• _Exercise goal_
Word for word, print each line of the listing below; pictures stay out.

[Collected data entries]
····················

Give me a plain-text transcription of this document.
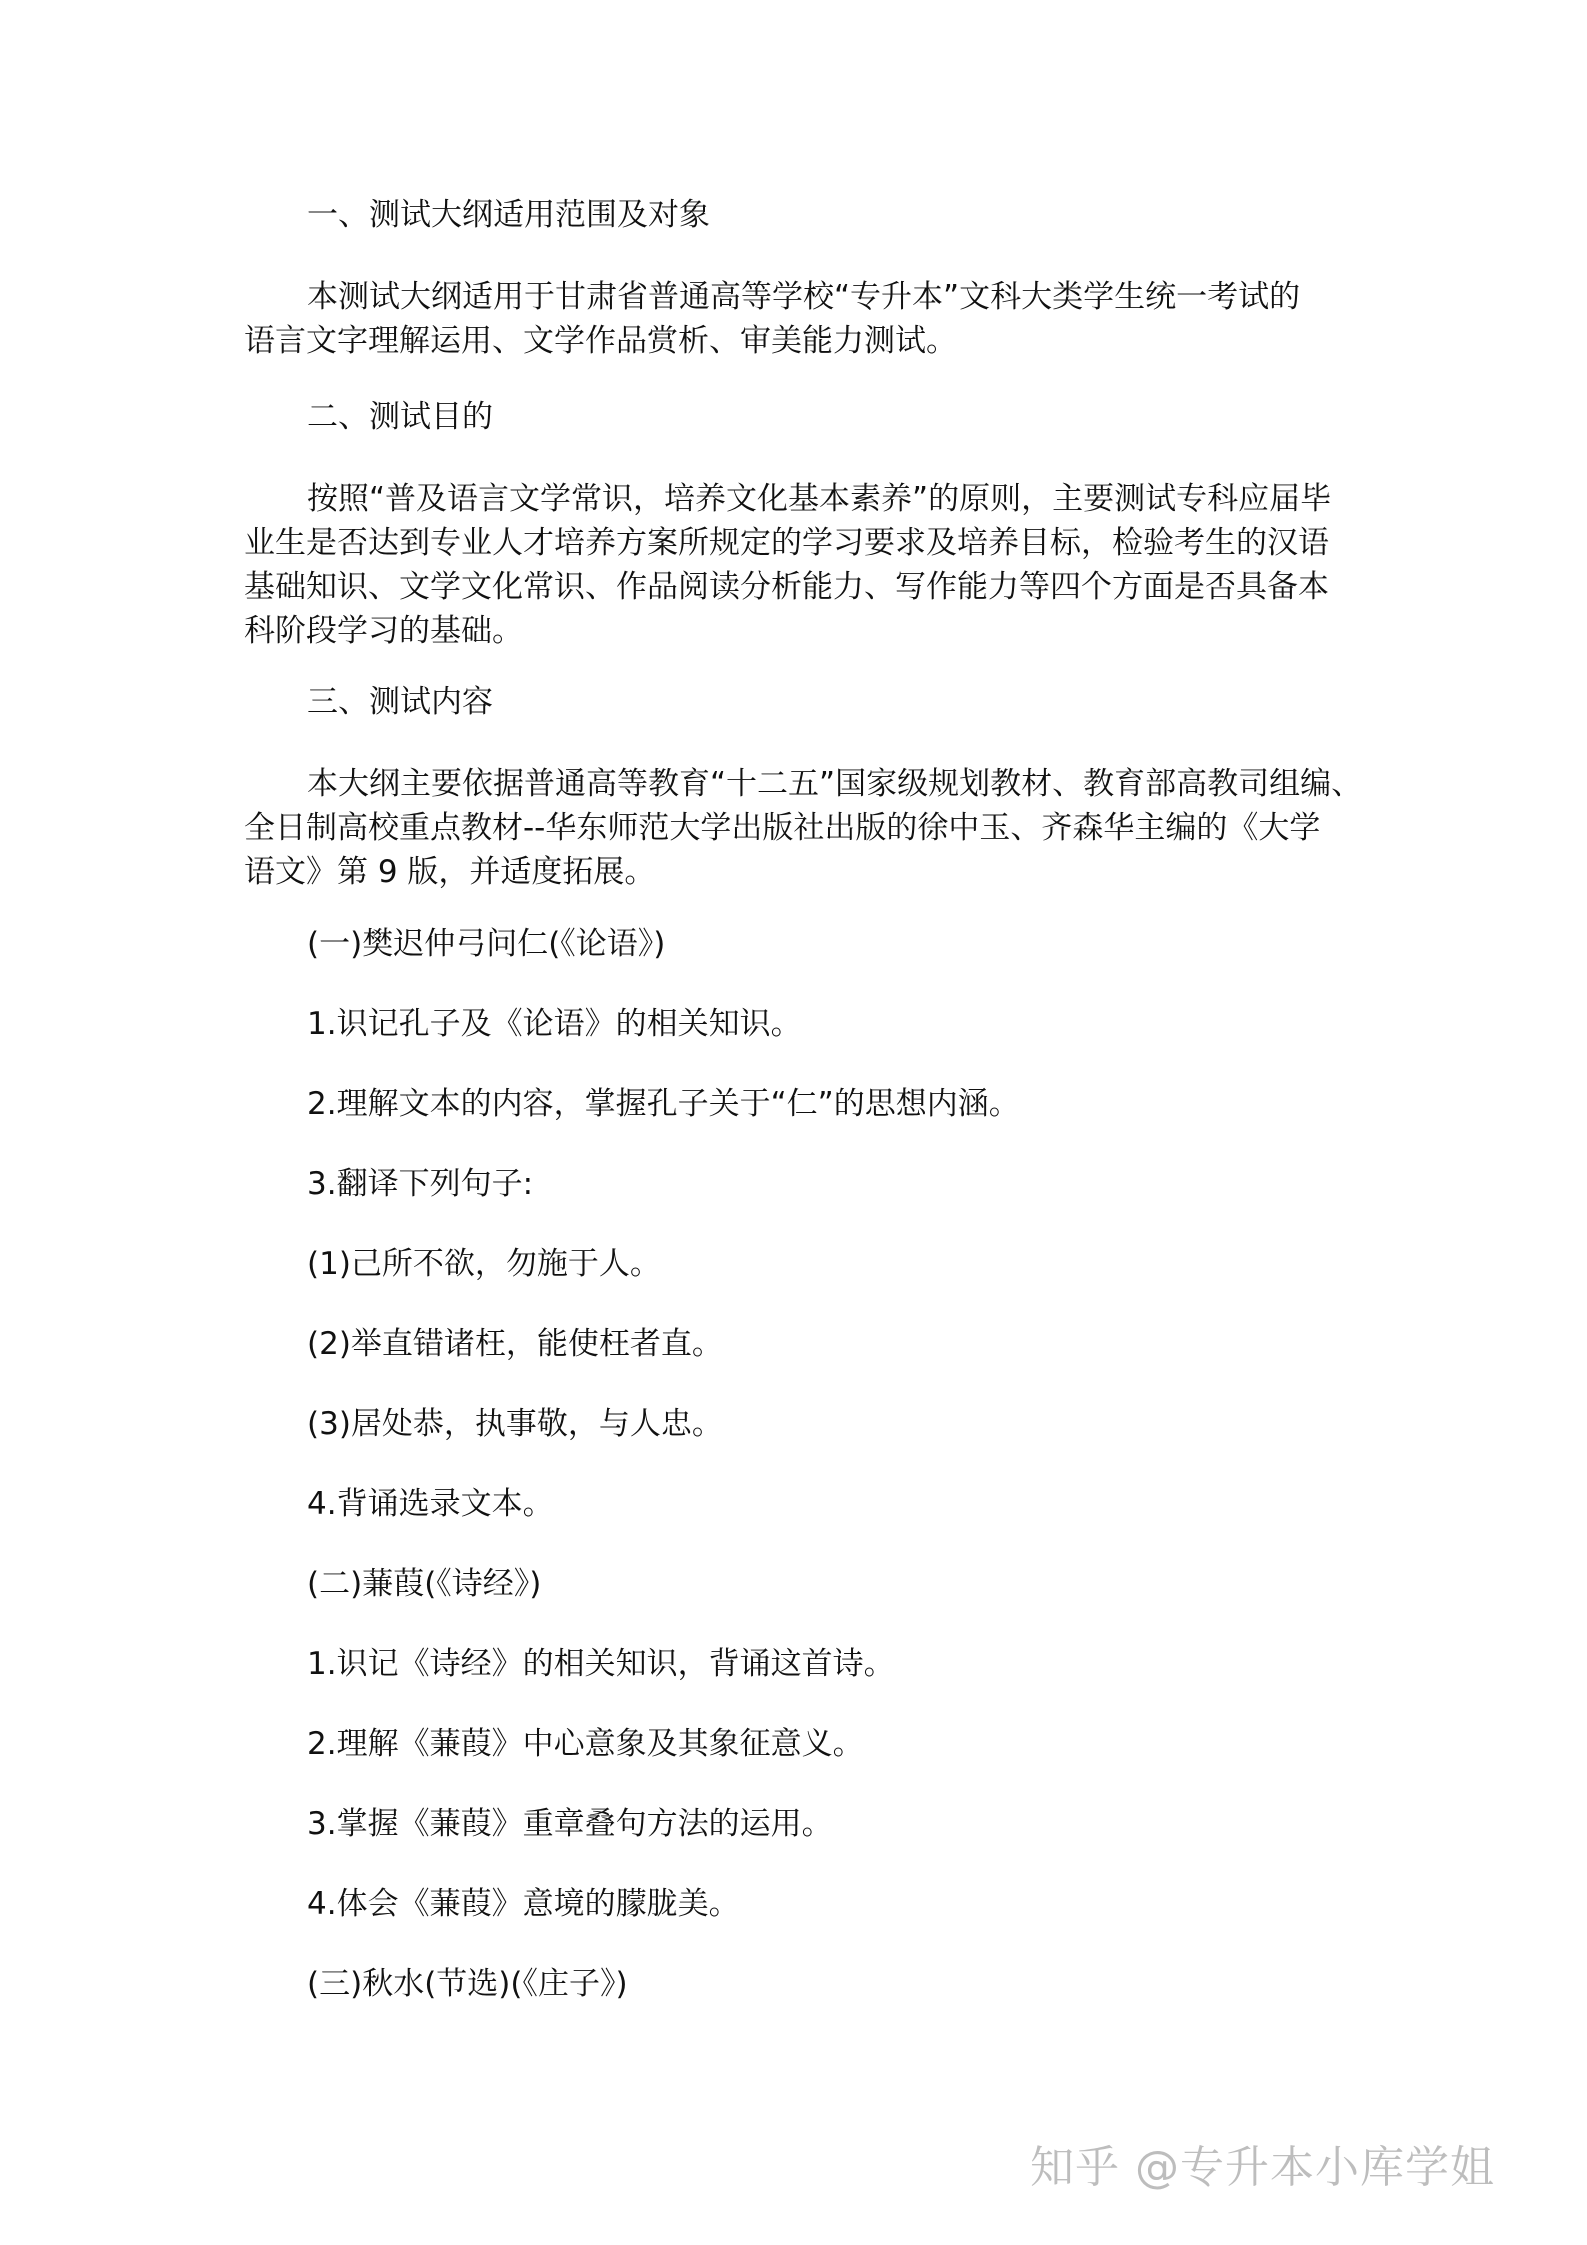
一、测试大纲适用范围及对象

本测试大纲适用于甘肃省普通高等学校“专升本”文科大类学生统一考试的

语言文字理解运用、文学作品赏析、审美能力测试。

二、测试目的

按照“普及语言文学常识，培养文化基本素养”的原则，主要测试专科应届毕

业生是否达到专业人才培养方案所规定的学习要求及培养目标，检验考生的汉语

基础知识、文学文化常识、作品阅读分析能力、写作能力等四个方面是否具备本

科阶段学习的基础。

三、测试内容

本大纲主要依据普通高等教育“十二五”国家级规划教材、教育部高教司组编、

全日制高校重点教材--华东师范大学出版社出版的徐中玉、齐森华主编的《大学

语文》第 9 版，并适度拓展。

(一)樊迟仲弓问仁(《论语》)

1.识记孔子及《论语》的相关知识。

2.理解文本的内容，掌握孔子关于“仁”的思想内涵。

3.翻译下列句子:

(1)己所不欲，勿施于人。

(2)举直错诸枉，能使枉者直。

(3)居处恭，执事敬，与人忠。

4.背诵选录文本。

(二)蒹葭(《诗经》)

1.识记《诗经》的相关知识，背诵这首诗。

2.理解《蒹葭》中心意象及其象征意义。

3.掌握《蒹葭》重章叠句方法的运用。

4.体会《蒹葭》意境的朦胧美。

(三)秋水(节选)(《庄子》)

知乎 @专升本小库学姐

····················

• _The result_
Give me a plain-text transcription of this document.
一、测试大纲适用范围及对象

本测试大纲适用于甘肃省普通高等学校“专升本”文科大类学生统一考试的

语言文字理解运用、文学作品赏析、审美能力测试。

二、测试目的

按照“普及语言文学常识，培养文化基本素养”的原则，主要测试专科应届毕

业生是否达到专业人才培养方案所规定的学习要求及培养目标，检验考生的汉语

基础知识、文学文化常识、作品阅读分析能力、写作能力等四个方面是否具备本

科阶段学习的基础。

三、测试内容

本大纲主要依据普通高等教育“十二五”国家级规划教材、教育部高教司组编、

全日制高校重点教材--华东师范大学出版社出版的徐中玉、齐森华主编的《大学

语文》第 9 版，并适度拓展。

(一)樊迟仲弓问仁(《论语》)

1.识记孔子及《论语》的相关知识。

2.理解文本的内容，掌握孔子关于“仁”的思想内涵。

3.翻译下列句子:

(1)己所不欲，勿施于人。

(2)举直错诸枉，能使枉者直。

(3)居处恭，执事敬，与人忠。

4.背诵选录文本。

(二)蒹葭(《诗经》)

1.识记《诗经》的相关知识，背诵这首诗。

2.理解《蒹葭》中心意象及其象征意义。

3.掌握《蒹葭》重章叠句方法的运用。

4.体会《蒹葭》意境的朦胧美。

(三)秋水(节选)(《庄子》)

知乎 @专升本小库学姐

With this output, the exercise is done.